DIRECTION >>
Separate out the lines that hold "Minimum".

THE RECORDS >>
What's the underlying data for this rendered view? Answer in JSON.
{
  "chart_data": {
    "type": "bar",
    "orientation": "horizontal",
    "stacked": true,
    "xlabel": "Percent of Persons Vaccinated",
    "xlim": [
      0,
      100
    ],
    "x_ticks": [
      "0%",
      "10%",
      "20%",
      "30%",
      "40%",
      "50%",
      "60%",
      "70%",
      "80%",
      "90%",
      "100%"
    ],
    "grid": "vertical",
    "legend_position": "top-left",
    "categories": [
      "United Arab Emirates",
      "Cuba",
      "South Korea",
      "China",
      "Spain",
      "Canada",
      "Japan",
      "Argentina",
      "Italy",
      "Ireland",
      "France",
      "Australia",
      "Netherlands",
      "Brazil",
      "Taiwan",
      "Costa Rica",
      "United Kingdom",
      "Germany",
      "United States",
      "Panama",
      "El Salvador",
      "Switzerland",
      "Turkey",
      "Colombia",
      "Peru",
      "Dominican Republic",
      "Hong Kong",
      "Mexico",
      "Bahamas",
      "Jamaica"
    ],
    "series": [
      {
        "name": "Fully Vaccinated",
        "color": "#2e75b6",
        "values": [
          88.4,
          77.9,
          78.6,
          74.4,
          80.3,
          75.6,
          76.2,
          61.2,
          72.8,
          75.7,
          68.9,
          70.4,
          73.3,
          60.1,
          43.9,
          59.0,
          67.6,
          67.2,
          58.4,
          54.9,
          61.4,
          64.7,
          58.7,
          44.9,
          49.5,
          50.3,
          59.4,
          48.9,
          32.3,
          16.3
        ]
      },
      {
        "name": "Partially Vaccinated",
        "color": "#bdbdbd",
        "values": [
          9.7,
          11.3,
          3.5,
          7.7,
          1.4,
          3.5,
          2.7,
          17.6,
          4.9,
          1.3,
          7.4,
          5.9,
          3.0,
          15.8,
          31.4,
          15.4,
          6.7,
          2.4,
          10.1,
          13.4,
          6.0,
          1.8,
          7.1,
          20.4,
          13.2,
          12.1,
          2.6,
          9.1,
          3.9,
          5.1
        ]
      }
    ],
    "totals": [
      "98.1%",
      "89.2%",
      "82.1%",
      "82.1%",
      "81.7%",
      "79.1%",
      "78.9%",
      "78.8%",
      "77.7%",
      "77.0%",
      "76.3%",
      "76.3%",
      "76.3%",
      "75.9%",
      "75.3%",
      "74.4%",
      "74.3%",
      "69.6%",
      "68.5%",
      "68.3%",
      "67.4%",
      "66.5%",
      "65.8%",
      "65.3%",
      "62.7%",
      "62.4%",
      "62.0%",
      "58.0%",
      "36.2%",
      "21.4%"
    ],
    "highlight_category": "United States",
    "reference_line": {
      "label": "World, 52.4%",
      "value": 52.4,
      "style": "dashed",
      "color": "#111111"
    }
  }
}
---
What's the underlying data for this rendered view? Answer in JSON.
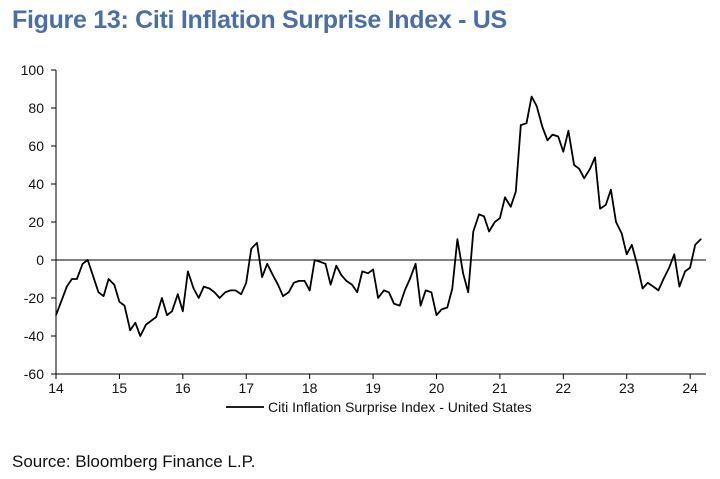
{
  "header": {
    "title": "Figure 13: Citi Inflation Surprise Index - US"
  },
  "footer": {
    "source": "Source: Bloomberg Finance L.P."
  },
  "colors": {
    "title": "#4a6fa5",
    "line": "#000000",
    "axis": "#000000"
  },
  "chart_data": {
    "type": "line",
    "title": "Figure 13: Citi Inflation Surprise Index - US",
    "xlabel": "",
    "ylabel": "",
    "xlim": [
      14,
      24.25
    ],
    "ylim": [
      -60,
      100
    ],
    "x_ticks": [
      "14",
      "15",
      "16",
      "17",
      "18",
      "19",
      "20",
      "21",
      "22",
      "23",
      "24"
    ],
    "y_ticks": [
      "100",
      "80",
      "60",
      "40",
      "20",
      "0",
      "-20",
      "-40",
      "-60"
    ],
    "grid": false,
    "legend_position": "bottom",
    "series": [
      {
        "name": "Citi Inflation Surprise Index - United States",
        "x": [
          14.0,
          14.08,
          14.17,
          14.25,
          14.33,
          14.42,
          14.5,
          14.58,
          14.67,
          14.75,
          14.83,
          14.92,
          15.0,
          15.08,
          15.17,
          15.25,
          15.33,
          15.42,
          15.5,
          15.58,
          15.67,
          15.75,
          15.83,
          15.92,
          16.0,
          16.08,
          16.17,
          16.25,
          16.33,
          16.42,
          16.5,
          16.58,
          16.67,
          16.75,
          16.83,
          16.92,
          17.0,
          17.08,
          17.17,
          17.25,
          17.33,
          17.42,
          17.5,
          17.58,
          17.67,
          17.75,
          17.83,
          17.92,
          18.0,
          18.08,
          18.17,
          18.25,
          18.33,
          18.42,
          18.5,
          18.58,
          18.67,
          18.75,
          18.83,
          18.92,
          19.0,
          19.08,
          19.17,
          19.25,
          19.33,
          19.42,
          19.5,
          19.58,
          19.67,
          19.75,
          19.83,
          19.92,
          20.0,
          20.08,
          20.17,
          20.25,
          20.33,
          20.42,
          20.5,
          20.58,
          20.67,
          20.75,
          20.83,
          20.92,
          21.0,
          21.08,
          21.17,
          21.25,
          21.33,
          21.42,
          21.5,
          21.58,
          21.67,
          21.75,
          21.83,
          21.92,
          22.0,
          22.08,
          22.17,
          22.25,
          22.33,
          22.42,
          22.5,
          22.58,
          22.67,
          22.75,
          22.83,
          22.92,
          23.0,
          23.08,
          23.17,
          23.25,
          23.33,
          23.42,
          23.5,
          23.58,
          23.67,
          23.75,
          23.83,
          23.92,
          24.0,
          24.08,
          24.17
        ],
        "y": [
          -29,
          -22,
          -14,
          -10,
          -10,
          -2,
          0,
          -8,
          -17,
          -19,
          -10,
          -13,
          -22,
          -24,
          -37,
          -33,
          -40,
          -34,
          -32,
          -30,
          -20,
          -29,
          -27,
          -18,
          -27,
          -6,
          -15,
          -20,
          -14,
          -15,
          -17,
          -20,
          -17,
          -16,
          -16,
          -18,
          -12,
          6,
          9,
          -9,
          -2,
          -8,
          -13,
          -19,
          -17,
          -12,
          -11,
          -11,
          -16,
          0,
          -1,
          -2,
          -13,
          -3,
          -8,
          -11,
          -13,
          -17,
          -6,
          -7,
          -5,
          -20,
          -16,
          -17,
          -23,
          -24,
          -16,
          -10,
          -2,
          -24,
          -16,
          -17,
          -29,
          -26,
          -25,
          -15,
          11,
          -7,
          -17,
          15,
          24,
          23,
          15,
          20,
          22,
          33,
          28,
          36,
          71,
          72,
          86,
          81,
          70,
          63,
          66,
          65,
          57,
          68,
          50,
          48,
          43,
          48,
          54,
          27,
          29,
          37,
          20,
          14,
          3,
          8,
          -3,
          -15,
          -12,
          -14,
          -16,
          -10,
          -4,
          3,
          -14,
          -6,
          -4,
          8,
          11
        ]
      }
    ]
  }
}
...
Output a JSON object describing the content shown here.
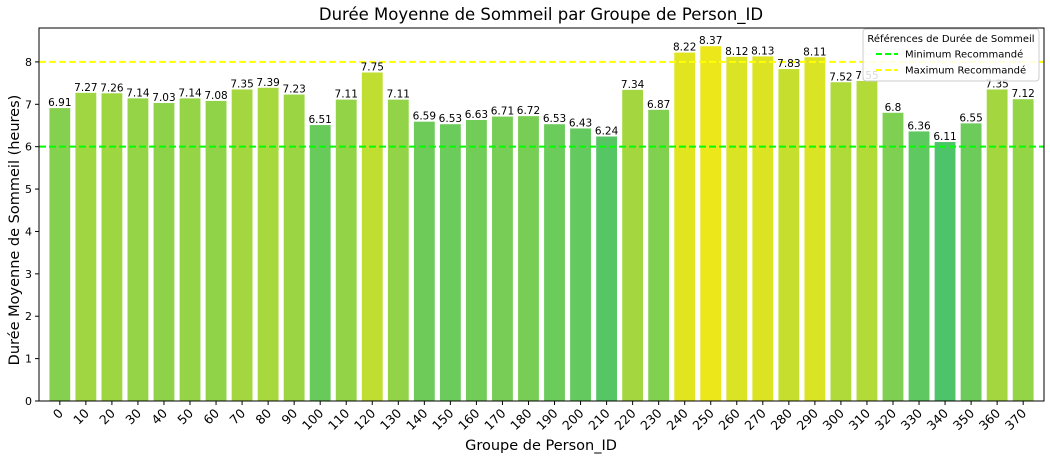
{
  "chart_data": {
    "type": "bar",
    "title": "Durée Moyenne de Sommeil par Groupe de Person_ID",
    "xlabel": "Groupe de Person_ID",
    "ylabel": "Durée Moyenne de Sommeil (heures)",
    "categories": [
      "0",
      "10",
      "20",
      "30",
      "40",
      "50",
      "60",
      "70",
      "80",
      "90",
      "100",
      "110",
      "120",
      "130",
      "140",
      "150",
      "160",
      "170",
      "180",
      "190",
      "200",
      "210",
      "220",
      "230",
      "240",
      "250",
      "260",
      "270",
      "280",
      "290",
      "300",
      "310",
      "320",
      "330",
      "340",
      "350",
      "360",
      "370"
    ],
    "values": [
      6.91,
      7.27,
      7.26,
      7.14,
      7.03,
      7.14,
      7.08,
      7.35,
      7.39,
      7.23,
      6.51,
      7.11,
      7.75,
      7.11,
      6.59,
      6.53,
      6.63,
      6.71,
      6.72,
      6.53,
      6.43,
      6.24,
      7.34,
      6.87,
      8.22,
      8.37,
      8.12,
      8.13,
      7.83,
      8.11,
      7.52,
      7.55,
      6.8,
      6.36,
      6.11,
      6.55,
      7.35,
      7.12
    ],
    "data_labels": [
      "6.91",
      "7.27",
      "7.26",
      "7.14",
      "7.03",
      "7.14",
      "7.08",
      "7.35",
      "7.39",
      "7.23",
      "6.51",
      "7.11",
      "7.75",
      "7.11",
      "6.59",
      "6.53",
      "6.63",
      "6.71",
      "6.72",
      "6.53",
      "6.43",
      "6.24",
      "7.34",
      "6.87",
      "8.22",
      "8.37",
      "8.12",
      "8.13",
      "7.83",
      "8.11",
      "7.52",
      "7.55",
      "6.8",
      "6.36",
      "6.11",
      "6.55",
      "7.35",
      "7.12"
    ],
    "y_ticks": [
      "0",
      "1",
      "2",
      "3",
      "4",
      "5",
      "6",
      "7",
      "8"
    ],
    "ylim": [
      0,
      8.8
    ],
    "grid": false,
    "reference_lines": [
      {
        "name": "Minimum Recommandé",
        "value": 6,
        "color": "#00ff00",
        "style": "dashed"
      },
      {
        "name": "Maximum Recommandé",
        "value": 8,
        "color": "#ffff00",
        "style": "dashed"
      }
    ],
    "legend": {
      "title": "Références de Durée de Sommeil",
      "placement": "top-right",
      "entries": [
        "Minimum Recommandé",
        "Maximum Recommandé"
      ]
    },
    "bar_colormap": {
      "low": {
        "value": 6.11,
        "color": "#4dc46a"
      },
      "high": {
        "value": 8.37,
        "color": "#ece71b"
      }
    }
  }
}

WRITTEN REPLY >>
        "name": "Minimum Recommandé",
        "Minimum Recommandé",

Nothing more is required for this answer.